*STATED TASK*. Return the records word for word. Any pictures in them are not part of the copy.

*RECORDS FOR THE TASK*.

################

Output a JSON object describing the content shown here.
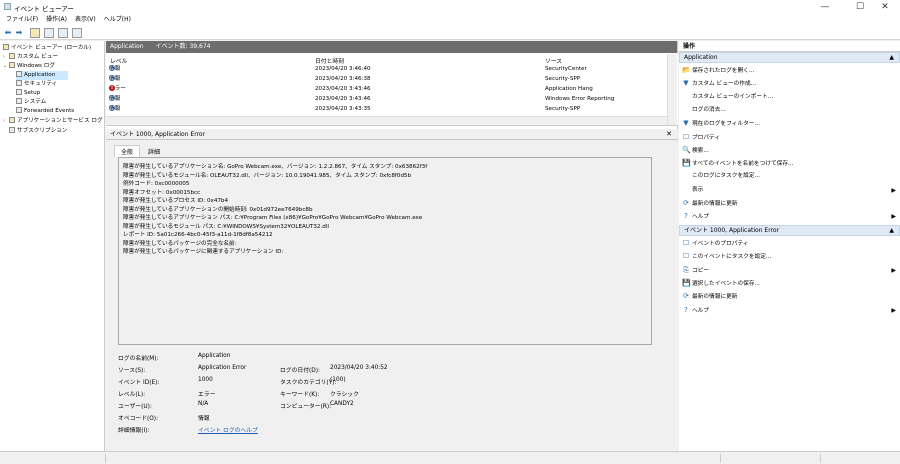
{
  "window": {
    "title": "イベント ビューアー",
    "minimize": "—",
    "maximize": "☐",
    "close": "✕"
  },
  "menu": [
    "ファイル(F)",
    "操作(A)",
    "表示(V)",
    "ヘルプ(H)"
  ],
  "tree": {
    "root": "イベント ビューアー (ローカル)",
    "custom_views": "カスタム ビュー",
    "windows_logs": "Windows ログ",
    "application": "Application",
    "security": "セキュリティ",
    "setup": "Setup",
    "system": "システム",
    "forwarded": "Forwarded Events",
    "app_service_logs": "アプリケーションとサービス ログ",
    "subscriptions": "サブスクリプション"
  },
  "list_header": {
    "name": "Application",
    "count": "イベント数: 39,674"
  },
  "columns": {
    "level": "レベル",
    "datetime": "日付と時刻",
    "source": "ソース"
  },
  "rows": [
    {
      "level": "情報",
      "type": "info",
      "datetime": "2023/04/20 3:46:40",
      "source": "SecurityCenter"
    },
    {
      "level": "情報",
      "type": "info",
      "datetime": "2023/04/20 3:46:38",
      "source": "Security-SPP"
    },
    {
      "level": "エラー",
      "type": "error",
      "datetime": "2023/04/20 3:43:46",
      "source": "Application Hang"
    },
    {
      "level": "情報",
      "type": "info",
      "datetime": "2023/04/20 3:43:46",
      "source": "Windows Error Reporting"
    },
    {
      "level": "情報",
      "type": "info",
      "datetime": "2023/04/20 3:43:35",
      "source": "Security-SPP"
    }
  ],
  "detail": {
    "title": "イベント 1000, Application Error",
    "tab_general": "全般",
    "tab_details": "詳細",
    "description": [
      "障害が発生しているアプリケーション名: GoPro Webcam.exe、バージョン: 1.2.2.867、タイム スタンプ: 0x63862f3f",
      "障害が発生しているモジュール名: OLEAUT32.dll、バージョン: 10.0.19041.985、タイム スタンプ: 0xfc8f0d5b",
      "例外コード: 0xc0000005",
      "障害オフセット: 0x00015bcc",
      "障害が発生しているプロセス ID: 0x47b4",
      "障害が発生しているアプリケーションの開始時刻: 0x01d972ee7649bc8b",
      "障害が発生しているアプリケーション パス: C:¥Program Files (x86)¥GoPro¥GoPro Webcam¥GoPro Webcam.exe",
      "障害が発生しているモジュール パス: C:¥WINDOWS¥System32¥OLEAUT32.dll",
      "レポート ID: 5a01c266-4bc0-45f3-a11d-1f8df8a54212",
      "障害が発生しているパッケージの完全な名前:",
      "障害が発生しているパッケージに関連するアプリケーション ID:"
    ],
    "props": {
      "log_name_label": "ログの名前(M):",
      "log_name": "Application",
      "source_label": "ソース(S):",
      "source": "Application Error",
      "logged_label": "ログの日付(D):",
      "logged": "2023/04/20 3:40:52",
      "event_id_label": "イベント ID(E):",
      "event_id": "1000",
      "task_label": "タスクのカテゴリ(Y):",
      "task": "(100)",
      "level_label": "レベル(L):",
      "level": "エラー",
      "keywords_label": "キーワード(K):",
      "keywords": "クラシック",
      "user_label": "ユーザー(U):",
      "user": "N/A",
      "computer_label": "コンピューター(R):",
      "computer": "CANDY2",
      "opcode_label": "オペコード(O):",
      "opcode": "情報",
      "more_info_label": "詳細情報(I):",
      "more_info": "イベント ログのヘルプ"
    }
  },
  "actions": {
    "header": "操作",
    "section1": "Application",
    "items1": [
      {
        "icon": "📂",
        "label": "保存されたログを開く..."
      },
      {
        "icon": "▼",
        "label": "カスタム ビューの作成..."
      },
      {
        "icon": "",
        "label": "カスタム ビューのインポート..."
      },
      {
        "icon": "",
        "label": "ログの消去..."
      },
      {
        "icon": "▼",
        "label": "現在のログをフィルター..."
      },
      {
        "icon": "☐",
        "label": "プロパティ"
      },
      {
        "icon": "🔍",
        "label": "検索..."
      },
      {
        "icon": "💾",
        "label": "すべてのイベントを名前をつけて保存..."
      },
      {
        "icon": "",
        "label": "このログにタスクを設定..."
      },
      {
        "icon": "",
        "label": "表示",
        "sub": "▶"
      },
      {
        "icon": "⟳",
        "label": "最新の情報に更新"
      },
      {
        "icon": "?",
        "label": "ヘルプ",
        "sub": "▶"
      }
    ],
    "section2": "イベント 1000, Application Error",
    "items2": [
      {
        "icon": "☐",
        "label": "イベントのプロパティ"
      },
      {
        "icon": "☐",
        "label": "このイベントにタスクを設定..."
      },
      {
        "icon": "⎘",
        "label": "コピー",
        "sub": "▶"
      },
      {
        "icon": "💾",
        "label": "選択したイベントの保存..."
      },
      {
        "icon": "⟳",
        "label": "最新の情報に更新"
      },
      {
        "icon": "?",
        "label": "ヘルプ",
        "sub": "▶"
      }
    ]
  }
}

################

*OUTPUT OF THE EXERCISE*.
Output a JSON object describing the content shown here.
{
  "window": {
    "title": "イベント ビューアー",
    "minimize": "—",
    "maximize": "☐",
    "close": "✕"
  },
  "menu": [
    "ファイル(F)",
    "操作(A)",
    "表示(V)",
    "ヘルプ(H)"
  ],
  "tree": {
    "root": "イベント ビューアー (ローカル)",
    "custom_views": "カスタム ビュー",
    "windows_logs": "Windows ログ",
    "application": "Application",
    "security": "セキュリティ",
    "setup": "Setup",
    "system": "システム",
    "forwarded": "Forwarded Events",
    "app_service_logs": "アプリケーションとサービス ログ",
    "subscriptions": "サブスクリプション"
  },
  "list_header": {
    "name": "Application",
    "count": "イベント数: 39,674"
  },
  "columns": {
    "level": "レベル",
    "datetime": "日付と時刻",
    "source": "ソース"
  },
  "rows": [
    {
      "level": "情報",
      "type": "info",
      "datetime": "2023/04/20 3:46:40",
      "source": "SecurityCenter"
    },
    {
      "level": "情報",
      "type": "info",
      "datetime": "2023/04/20 3:46:38",
      "source": "Security-SPP"
    },
    {
      "level": "エラー",
      "type": "error",
      "datetime": "2023/04/20 3:43:46",
      "source": "Application Hang"
    },
    {
      "level": "情報",
      "type": "info",
      "datetime": "2023/04/20 3:43:46",
      "source": "Windows Error Reporting"
    },
    {
      "level": "情報",
      "type": "info",
      "datetime": "2023/04/20 3:43:35",
      "source": "Security-SPP"
    }
  ],
  "detail": {
    "title": "イベント 1000, Application Error",
    "tab_general": "全般",
    "tab_details": "詳細",
    "description": [
      "障害が発生しているアプリケーション名: GoPro Webcam.exe、バージョン: 1.2.2.867、タイム スタンプ: 0x63862f3f",
      "障害が発生しているモジュール名: OLEAUT32.dll、バージョン: 10.0.19041.985、タイム スタンプ: 0xfc8f0d5b",
      "例外コード: 0xc0000005",
      "障害オフセット: 0x00015bcc",
      "障害が発生しているプロセス ID: 0x47b4",
      "障害が発生しているアプリケーションの開始時刻: 0x01d972ee7649bc8b",
      "障害が発生しているアプリケーション パス: C:¥Program Files (x86)¥GoPro¥GoPro Webcam¥GoPro Webcam.exe",
      "障害が発生しているモジュール パス: C:¥WINDOWS¥System32¥OLEAUT32.dll",
      "レポート ID: 5a01c266-4bc0-45f3-a11d-1f8df8a54212",
      "障害が発生しているパッケージの完全な名前:",
      "障害が発生しているパッケージに関連するアプリケーション ID:"
    ],
    "props": {
      "log_name_label": "ログの名前(M):",
      "log_name": "Application",
      "source_label": "ソース(S):",
      "source": "Application Error",
      "logged_label": "ログの日付(D):",
      "logged": "2023/04/20 3:40:52",
      "event_id_label": "イベント ID(E):",
      "event_id": "1000",
      "task_label": "タスクのカテゴリ(Y):",
      "task": "(100)",
      "level_label": "レベル(L):",
      "level": "エラー",
      "keywords_label": "キーワード(K):",
      "keywords": "クラシック",
      "user_label": "ユーザー(U):",
      "user": "N/A",
      "computer_label": "コンピューター(R):",
      "computer": "CANDY2",
      "opcode_label": "オペコード(O):",
      "opcode": "情報",
      "more_info_label": "詳細情報(I):",
      "more_info": "イベント ログのヘルプ"
    }
  },
  "actions": {
    "header": "操作",
    "section1": "Application",
    "items1": [
      {
        "icon": "📂",
        "label": "保存されたログを開く..."
      },
      {
        "icon": "▼",
        "label": "カスタム ビューの作成..."
      },
      {
        "icon": "",
        "label": "カスタム ビューのインポート..."
      },
      {
        "icon": "",
        "label": "ログの消去..."
      },
      {
        "icon": "▼",
        "label": "現在のログをフィルター..."
      },
      {
        "icon": "☐",
        "label": "プロパティ"
      },
      {
        "icon": "🔍",
        "label": "検索..."
      },
      {
        "icon": "💾",
        "label": "すべてのイベントを名前をつけて保存..."
      },
      {
        "icon": "",
        "label": "このログにタスクを設定..."
      },
      {
        "icon": "",
        "label": "表示",
        "sub": "▶"
      },
      {
        "icon": "⟳",
        "label": "最新の情報に更新"
      },
      {
        "icon": "?",
        "label": "ヘルプ",
        "sub": "▶"
      }
    ],
    "section2": "イベント 1000, Application Error",
    "items2": [
      {
        "icon": "☐",
        "label": "イベントのプロパティ"
      },
      {
        "icon": "☐",
        "label": "このイベントにタスクを設定..."
      },
      {
        "icon": "⎘",
        "label": "コピー",
        "sub": "▶"
      },
      {
        "icon": "💾",
        "label": "選択したイベントの保存..."
      },
      {
        "icon": "⟳",
        "label": "最新の情報に更新"
      },
      {
        "icon": "?",
        "label": "ヘルプ",
        "sub": "▶"
      }
    ]
  }
}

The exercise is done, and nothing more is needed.